◆ Objective: Write out the data below word for word, beginning with its first line and going on through the line that contains "calendar-week-5: 29 Sunrise: 6:50", with both of those lines included.

<<<<

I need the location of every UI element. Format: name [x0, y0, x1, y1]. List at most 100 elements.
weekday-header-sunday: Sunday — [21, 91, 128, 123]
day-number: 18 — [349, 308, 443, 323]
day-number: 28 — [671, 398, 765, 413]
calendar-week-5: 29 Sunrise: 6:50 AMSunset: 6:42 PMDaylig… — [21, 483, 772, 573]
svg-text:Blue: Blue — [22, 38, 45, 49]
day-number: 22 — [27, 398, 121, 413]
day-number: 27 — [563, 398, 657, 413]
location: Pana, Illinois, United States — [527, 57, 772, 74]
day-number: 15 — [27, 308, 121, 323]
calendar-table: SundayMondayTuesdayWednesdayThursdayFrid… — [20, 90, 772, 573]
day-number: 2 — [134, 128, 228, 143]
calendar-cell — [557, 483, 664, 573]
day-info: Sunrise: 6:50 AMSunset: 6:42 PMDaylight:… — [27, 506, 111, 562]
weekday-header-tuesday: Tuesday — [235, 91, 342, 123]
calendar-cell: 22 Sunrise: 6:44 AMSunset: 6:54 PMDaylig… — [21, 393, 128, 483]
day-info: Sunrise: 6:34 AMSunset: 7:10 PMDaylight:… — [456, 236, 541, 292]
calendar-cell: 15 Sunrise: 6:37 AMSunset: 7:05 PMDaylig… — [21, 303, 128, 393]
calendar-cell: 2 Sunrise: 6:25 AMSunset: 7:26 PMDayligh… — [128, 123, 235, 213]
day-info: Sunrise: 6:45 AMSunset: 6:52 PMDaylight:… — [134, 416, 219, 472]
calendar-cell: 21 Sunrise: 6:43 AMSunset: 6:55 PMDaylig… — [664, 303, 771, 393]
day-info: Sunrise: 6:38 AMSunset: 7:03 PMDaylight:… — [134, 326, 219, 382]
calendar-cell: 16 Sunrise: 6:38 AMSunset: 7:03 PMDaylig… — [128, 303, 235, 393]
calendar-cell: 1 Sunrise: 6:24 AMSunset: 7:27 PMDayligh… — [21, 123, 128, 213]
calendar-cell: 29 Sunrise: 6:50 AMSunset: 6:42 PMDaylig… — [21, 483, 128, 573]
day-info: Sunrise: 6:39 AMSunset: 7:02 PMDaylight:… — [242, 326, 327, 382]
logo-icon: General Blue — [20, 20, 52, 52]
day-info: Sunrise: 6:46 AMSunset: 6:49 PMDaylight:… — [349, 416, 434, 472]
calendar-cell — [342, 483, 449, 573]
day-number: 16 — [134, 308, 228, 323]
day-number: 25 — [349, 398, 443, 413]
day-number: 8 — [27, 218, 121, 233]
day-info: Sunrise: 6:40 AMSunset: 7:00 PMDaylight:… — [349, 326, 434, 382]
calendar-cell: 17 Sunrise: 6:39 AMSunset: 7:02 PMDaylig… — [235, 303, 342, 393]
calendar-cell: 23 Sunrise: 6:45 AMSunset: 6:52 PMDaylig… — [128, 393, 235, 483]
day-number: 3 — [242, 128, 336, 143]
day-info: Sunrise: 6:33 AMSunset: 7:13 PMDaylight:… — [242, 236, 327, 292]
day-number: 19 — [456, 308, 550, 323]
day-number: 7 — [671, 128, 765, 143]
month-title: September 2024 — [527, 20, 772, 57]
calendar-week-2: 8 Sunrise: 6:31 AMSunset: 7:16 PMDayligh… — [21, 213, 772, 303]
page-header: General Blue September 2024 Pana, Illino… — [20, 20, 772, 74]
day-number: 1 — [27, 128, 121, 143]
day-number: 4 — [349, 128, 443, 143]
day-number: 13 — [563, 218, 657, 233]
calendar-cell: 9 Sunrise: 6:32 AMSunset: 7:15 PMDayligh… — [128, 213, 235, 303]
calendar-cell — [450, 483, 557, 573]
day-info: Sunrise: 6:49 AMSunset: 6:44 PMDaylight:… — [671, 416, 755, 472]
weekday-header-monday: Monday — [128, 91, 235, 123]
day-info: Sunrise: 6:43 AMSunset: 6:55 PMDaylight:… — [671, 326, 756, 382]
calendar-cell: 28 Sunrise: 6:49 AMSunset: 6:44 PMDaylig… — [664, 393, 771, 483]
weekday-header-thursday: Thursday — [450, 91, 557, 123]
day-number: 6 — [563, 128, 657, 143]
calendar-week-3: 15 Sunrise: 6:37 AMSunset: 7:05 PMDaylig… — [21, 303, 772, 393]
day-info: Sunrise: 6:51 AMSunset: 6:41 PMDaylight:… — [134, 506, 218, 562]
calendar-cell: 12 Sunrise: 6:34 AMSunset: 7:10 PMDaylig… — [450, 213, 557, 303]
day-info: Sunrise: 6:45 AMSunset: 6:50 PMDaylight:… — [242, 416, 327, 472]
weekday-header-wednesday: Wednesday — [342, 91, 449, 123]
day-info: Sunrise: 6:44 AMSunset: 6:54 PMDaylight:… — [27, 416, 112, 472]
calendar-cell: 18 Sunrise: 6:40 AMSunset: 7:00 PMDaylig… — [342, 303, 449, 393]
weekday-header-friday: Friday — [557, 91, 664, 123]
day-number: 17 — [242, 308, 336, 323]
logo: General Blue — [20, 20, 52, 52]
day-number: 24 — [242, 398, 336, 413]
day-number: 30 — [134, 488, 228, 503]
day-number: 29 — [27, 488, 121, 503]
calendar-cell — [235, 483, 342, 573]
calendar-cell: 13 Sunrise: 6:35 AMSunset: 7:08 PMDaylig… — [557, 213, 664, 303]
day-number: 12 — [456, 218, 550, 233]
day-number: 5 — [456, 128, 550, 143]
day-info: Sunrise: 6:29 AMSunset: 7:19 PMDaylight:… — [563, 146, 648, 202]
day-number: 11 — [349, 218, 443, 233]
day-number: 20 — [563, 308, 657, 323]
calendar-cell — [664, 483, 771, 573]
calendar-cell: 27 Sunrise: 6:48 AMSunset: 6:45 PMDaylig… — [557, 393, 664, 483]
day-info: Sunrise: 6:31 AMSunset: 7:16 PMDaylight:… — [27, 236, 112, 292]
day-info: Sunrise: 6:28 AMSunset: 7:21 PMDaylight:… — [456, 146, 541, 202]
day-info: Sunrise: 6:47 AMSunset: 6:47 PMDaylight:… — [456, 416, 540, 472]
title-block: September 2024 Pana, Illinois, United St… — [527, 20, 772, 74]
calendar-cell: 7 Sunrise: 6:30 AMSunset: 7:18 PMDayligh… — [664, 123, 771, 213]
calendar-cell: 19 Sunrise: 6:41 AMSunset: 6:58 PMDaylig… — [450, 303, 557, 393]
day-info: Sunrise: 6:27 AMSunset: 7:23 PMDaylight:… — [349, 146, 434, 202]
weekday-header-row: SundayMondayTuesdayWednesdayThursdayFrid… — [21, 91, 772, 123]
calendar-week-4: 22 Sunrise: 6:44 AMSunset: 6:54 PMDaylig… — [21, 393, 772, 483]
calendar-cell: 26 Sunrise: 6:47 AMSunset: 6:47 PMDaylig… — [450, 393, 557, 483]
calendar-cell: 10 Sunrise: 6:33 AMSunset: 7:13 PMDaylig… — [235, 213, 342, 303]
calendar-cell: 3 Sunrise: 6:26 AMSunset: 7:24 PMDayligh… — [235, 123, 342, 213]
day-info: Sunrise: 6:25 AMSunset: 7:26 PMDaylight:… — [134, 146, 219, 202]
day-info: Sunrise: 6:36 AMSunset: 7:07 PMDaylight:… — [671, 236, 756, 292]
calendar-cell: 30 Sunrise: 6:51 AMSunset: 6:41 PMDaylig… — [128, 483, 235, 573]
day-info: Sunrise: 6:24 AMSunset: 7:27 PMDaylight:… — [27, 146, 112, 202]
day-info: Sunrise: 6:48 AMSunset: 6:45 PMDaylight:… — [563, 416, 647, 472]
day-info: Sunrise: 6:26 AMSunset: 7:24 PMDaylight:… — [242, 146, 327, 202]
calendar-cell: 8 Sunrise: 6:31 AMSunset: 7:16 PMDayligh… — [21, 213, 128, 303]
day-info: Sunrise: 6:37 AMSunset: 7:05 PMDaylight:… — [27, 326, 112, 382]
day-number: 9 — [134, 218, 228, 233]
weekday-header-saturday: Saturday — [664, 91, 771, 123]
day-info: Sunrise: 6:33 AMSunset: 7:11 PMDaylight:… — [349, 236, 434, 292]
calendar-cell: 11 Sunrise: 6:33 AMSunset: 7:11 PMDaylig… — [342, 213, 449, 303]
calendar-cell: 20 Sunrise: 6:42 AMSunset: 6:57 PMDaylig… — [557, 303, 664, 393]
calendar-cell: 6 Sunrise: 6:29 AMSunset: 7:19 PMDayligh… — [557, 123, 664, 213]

>>>>

◆ Answer for the task:
I need the location of every UI element. Format: name [x0, y0, x1, y1]. List at most 100 elements.
weekday-header-sunday: Sunday — [21, 91, 128, 123]
day-number: 18 — [349, 308, 443, 323]
day-number: 28 — [671, 398, 765, 413]
calendar-week-5: 29 Sunrise: 6:50 AMSunset: 6:42 PMDaylig… — [21, 483, 772, 573]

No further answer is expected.